DIRECTIONS
Gather every line of the entries that includes the word "want".

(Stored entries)
* Begin *
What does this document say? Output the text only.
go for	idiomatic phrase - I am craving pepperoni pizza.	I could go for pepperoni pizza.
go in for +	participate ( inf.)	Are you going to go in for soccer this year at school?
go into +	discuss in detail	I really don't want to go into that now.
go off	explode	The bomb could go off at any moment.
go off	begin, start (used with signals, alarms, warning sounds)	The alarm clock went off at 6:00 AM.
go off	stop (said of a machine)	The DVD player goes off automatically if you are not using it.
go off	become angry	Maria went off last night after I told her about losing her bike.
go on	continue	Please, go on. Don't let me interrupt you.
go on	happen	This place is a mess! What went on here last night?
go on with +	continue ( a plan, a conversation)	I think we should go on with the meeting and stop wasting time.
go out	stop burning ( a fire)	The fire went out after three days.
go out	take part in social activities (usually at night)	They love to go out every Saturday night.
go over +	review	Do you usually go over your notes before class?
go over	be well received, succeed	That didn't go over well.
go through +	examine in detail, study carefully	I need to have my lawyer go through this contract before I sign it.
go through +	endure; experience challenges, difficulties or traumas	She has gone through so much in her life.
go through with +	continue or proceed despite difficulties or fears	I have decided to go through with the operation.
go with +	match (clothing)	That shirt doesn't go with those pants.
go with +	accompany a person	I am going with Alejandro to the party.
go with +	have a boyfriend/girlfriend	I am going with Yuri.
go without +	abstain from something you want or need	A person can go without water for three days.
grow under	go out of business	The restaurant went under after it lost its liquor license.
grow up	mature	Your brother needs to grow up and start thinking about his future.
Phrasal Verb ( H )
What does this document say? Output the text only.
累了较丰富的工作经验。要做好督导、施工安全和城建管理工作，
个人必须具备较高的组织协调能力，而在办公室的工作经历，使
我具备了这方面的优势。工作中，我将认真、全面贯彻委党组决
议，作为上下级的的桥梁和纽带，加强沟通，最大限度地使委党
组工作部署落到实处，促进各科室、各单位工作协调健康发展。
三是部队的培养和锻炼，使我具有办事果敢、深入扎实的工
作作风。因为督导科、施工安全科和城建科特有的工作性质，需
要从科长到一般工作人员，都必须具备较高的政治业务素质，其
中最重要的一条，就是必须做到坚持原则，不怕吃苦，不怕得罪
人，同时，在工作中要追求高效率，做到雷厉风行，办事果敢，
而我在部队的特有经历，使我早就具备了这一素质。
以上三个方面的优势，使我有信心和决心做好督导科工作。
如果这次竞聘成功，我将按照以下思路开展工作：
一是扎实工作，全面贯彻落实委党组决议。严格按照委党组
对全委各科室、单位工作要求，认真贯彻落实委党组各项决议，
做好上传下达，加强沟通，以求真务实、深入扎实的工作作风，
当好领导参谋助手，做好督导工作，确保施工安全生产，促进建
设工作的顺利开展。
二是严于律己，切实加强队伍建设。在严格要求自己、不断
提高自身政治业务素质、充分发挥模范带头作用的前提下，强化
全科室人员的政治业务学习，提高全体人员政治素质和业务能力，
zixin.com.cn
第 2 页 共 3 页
* End *
ANSWER TO THIS EXERCISE
go into +	discuss in detail	I really don't want to go into that now.
go without +	abstain from something you want or need	A person can go without water for three days.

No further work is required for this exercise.